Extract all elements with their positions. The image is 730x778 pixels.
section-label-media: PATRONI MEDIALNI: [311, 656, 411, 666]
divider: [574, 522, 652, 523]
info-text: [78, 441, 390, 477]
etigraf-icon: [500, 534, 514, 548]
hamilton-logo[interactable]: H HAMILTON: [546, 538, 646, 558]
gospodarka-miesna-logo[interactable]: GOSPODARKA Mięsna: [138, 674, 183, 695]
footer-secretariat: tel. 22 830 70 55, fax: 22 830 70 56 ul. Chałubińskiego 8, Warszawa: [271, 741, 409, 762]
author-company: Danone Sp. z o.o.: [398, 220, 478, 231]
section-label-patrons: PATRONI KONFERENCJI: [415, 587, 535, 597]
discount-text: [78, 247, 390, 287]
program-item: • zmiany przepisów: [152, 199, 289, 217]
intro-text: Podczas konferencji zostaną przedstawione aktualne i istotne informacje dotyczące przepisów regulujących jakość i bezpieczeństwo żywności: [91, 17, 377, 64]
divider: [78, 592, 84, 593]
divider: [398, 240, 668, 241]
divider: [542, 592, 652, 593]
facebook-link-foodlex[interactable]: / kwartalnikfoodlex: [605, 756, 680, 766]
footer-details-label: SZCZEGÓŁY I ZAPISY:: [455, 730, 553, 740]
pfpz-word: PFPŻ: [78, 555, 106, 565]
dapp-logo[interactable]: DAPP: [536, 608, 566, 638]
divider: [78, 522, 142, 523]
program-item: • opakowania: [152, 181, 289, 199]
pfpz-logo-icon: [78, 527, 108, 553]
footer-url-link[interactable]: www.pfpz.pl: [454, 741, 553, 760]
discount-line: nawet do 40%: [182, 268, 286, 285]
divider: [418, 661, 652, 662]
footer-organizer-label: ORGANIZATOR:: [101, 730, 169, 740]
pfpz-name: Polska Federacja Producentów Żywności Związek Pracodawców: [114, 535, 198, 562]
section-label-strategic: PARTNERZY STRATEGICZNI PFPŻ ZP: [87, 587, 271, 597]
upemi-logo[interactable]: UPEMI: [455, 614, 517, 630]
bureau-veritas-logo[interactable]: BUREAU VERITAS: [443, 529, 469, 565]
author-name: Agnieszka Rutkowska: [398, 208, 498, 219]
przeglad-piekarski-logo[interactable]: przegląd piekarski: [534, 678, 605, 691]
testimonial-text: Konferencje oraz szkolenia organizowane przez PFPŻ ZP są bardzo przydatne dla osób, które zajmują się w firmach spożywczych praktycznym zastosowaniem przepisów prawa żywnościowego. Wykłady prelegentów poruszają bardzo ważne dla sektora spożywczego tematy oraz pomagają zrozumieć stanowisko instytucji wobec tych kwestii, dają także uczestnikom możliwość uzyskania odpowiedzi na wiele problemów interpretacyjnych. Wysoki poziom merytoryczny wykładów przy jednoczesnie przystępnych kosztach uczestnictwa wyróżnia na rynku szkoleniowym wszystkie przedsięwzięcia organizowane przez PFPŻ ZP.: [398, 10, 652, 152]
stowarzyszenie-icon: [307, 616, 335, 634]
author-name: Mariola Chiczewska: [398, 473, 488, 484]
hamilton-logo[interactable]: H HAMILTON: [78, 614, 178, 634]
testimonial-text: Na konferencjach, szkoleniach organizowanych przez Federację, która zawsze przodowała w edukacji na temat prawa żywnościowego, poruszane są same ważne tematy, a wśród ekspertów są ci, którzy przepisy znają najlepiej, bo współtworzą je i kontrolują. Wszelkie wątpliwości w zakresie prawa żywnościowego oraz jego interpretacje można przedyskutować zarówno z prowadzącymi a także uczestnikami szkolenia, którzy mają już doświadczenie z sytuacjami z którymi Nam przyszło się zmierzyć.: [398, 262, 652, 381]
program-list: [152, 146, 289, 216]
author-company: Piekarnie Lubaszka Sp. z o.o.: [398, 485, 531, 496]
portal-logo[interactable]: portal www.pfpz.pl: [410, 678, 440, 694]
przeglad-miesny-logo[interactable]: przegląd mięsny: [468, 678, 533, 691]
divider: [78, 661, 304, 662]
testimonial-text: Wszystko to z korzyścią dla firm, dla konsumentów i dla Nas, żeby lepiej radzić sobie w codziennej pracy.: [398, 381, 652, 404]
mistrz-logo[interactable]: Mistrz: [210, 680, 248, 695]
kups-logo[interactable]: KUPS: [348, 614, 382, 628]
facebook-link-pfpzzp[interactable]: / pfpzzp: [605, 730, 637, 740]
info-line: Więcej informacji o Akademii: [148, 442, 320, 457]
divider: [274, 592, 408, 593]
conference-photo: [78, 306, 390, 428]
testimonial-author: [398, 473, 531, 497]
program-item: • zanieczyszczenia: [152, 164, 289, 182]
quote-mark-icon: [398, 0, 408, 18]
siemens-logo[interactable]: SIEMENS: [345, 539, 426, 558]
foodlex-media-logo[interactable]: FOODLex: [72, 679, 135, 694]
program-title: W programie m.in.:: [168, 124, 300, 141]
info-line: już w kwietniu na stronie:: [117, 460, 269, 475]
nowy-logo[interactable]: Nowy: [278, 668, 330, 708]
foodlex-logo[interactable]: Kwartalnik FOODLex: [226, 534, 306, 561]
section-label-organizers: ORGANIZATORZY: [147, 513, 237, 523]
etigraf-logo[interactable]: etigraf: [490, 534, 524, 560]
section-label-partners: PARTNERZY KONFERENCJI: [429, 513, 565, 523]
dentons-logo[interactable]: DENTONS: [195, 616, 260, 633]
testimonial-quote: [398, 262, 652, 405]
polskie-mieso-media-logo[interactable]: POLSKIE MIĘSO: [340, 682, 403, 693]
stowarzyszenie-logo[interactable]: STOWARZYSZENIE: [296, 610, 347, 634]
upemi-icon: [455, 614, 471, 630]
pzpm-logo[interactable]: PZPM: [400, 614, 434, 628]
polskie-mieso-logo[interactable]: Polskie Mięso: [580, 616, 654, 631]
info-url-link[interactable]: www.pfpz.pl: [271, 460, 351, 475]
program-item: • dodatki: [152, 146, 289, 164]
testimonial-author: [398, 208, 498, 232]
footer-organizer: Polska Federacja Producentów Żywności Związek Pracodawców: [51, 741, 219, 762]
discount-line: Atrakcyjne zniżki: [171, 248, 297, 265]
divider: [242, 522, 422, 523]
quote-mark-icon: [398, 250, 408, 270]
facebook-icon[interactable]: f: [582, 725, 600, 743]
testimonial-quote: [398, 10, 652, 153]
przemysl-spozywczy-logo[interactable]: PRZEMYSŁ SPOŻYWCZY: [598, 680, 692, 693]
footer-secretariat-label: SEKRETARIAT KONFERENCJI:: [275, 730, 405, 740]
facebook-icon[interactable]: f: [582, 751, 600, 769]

========================

**What the exercise asks:**
Return every line of the material above without any change, keeping the original order.

**Result:**
Extract all elements with their positions. The image is 730x778 pixels.
section-label-media: PATRONI MEDIALNI: [311, 656, 411, 666]
divider: [574, 522, 652, 523]
info-text: [78, 441, 390, 477]
etigraf-icon: [500, 534, 514, 548]
hamilton-logo[interactable]: H HAMILTON: [546, 538, 646, 558]
gospodarka-miesna-logo[interactable]: GOSPODARKA Mięsna: [138, 674, 183, 695]
footer-secretariat: tel. 22 830 70 55, fax: 22 830 70 56 ul. Chałubińskiego 8, Warszawa: [271, 741, 409, 762]
author-company: Danone Sp. z o.o.: [398, 220, 478, 231]
section-label-patrons: PATRONI KONFERENCJI: [415, 587, 535, 597]
discount-text: [78, 247, 390, 287]
program-item: • zmiany przepisów: [152, 199, 289, 217]
intro-text: Podczas konferencji zostaną przedstawione aktualne i istotne informacje dotyczące przepisów regulujących jakość i bezpieczeństwo żywności: [91, 17, 377, 64]
divider: [78, 592, 84, 593]
divider: [398, 240, 668, 241]
divider: [542, 592, 652, 593]
facebook-link-foodlex[interactable]: / kwartalnikfoodlex: [605, 756, 680, 766]
footer-details-label: SZCZEGÓŁY I ZAPISY:: [455, 730, 553, 740]
pfpz-word: PFPŻ: [78, 555, 106, 565]
dapp-logo[interactable]: DAPP: [536, 608, 566, 638]
divider: [78, 522, 142, 523]
program-item: • opakowania: [152, 181, 289, 199]
pfpz-logo-icon: [78, 527, 108, 553]
footer-url-link[interactable]: www.pfpz.pl: [454, 741, 553, 760]
discount-line: nawet do 40%: [182, 268, 286, 285]
divider: [418, 661, 652, 662]
footer-organizer-label: ORGANIZATOR:: [101, 730, 169, 740]
pfpz-name: Polska Federacja Producentów Żywności Związek Pracodawców: [114, 535, 198, 562]
section-label-strategic: PARTNERZY STRATEGICZNI PFPŻ ZP: [87, 587, 271, 597]
upemi-logo[interactable]: UPEMI: [455, 614, 517, 630]
bureau-veritas-logo[interactable]: BUREAU VERITAS: [443, 529, 469, 565]
author-name: Agnieszka Rutkowska: [398, 208, 498, 219]
przeglad-piekarski-logo[interactable]: przegląd piekarski: [534, 678, 605, 691]
testimonial-text: Konferencje oraz szkolenia organizowane przez PFPŻ ZP są bardzo przydatne dla osób, które zajmują się w firmach spożywczych praktycznym zastosowaniem przepisów prawa żywnościowego. Wykłady prelegentów poruszają bardzo ważne dla sektora spożywczego tematy oraz pomagają zrozumieć stanowisko instytucji wobec tych kwestii, dają także uczestnikom możliwość uzyskania odpowiedzi na wiele problemów interpretacyjnych. Wysoki poziom merytoryczny wykładów przy jednoczesnie przystępnych kosztach uczestnictwa wyróżnia na rynku szkoleniowym wszystkie przedsięwzięcia organizowane przez PFPŻ ZP.: [398, 10, 652, 152]
stowarzyszenie-icon: [307, 616, 335, 634]
author-name: Mariola Chiczewska: [398, 473, 488, 484]
hamilton-logo[interactable]: H HAMILTON: [78, 614, 178, 634]
testimonial-text: Na konferencjach, szkoleniach organizowanych przez Federację, która zawsze przodowała w edukacji na temat prawa żywnościowego, poruszane są same ważne tematy, a wśród ekspertów są ci, którzy przepisy znają najlepiej, bo współtworzą je i kontrolują. Wszelkie wątpliwości w zakresie prawa żywnościowego oraz jego interpretacje można przedyskutować zarówno z prowadzącymi a także uczestnikami szkolenia, którzy mają już doświadczenie z sytuacjami z którymi Nam przyszło się zmierzyć.: [398, 262, 652, 381]
program-list: [152, 146, 289, 216]
author-company: Piekarnie Lubaszka Sp. z o.o.: [398, 485, 531, 496]
portal-logo[interactable]: portal www.pfpz.pl: [410, 678, 440, 694]
przeglad-miesny-logo[interactable]: przegląd mięsny: [468, 678, 533, 691]
divider: [78, 661, 304, 662]
testimonial-text: Wszystko to z korzyścią dla firm, dla konsumentów i dla Nas, żeby lepiej radzić sobie w codziennej pracy.: [398, 381, 652, 404]
mistrz-logo[interactable]: Mistrz: [210, 680, 248, 695]
kups-logo[interactable]: KUPS: [348, 614, 382, 628]
facebook-link-pfpzzp[interactable]: / pfpzzp: [605, 730, 637, 740]
info-line: Więcej informacji o Akademii: [148, 442, 320, 457]
divider: [274, 592, 408, 593]
conference-photo: [78, 306, 390, 428]
testimonial-author: [398, 473, 531, 497]
program-item: • zanieczyszczenia: [152, 164, 289, 182]
quote-mark-icon: [398, 0, 408, 18]
siemens-logo[interactable]: SIEMENS: [345, 539, 426, 558]
foodlex-media-logo[interactable]: FOODLex: [72, 679, 135, 694]
program-title: W programie m.in.:: [168, 124, 300, 141]
info-line: już w kwietniu na stronie:: [117, 460, 269, 475]
nowy-logo[interactable]: Nowy: [278, 668, 330, 708]
foodlex-logo[interactable]: Kwartalnik FOODLex: [226, 534, 306, 561]
section-label-organizers: ORGANIZATORZY: [147, 513, 237, 523]
etigraf-logo[interactable]: etigraf: [490, 534, 524, 560]
section-label-partners: PARTNERZY KONFERENCJI: [429, 513, 565, 523]
dentons-logo[interactable]: DENTONS: [195, 616, 260, 633]
testimonial-quote: [398, 262, 652, 405]
polskie-mieso-media-logo[interactable]: POLSKIE MIĘSO: [340, 682, 403, 693]
stowarzyszenie-logo[interactable]: STOWARZYSZENIE: [296, 610, 347, 634]
upemi-icon: [455, 614, 471, 630]
pzpm-logo[interactable]: PZPM: [400, 614, 434, 628]
polskie-mieso-logo[interactable]: Polskie Mięso: [580, 616, 654, 631]
info-url-link[interactable]: www.pfpz.pl: [271, 460, 351, 475]
program-item: • dodatki: [152, 146, 289, 164]
testimonial-author: [398, 208, 498, 232]
footer-organizer: Polska Federacja Producentów Żywności Związek Pracodawców: [51, 741, 219, 762]
discount-line: Atrakcyjne zniżki: [171, 248, 297, 265]
divider: [242, 522, 422, 523]
quote-mark-icon: [398, 250, 408, 270]
facebook-icon[interactable]: f: [582, 725, 600, 743]
testimonial-quote: [398, 10, 652, 153]
przemysl-spozywczy-logo[interactable]: PRZEMYSŁ SPOŻYWCZY: [598, 680, 692, 693]
footer-secretariat-label: SEKRETARIAT KONFERENCJI:: [275, 730, 405, 740]
facebook-icon[interactable]: f: [582, 751, 600, 769]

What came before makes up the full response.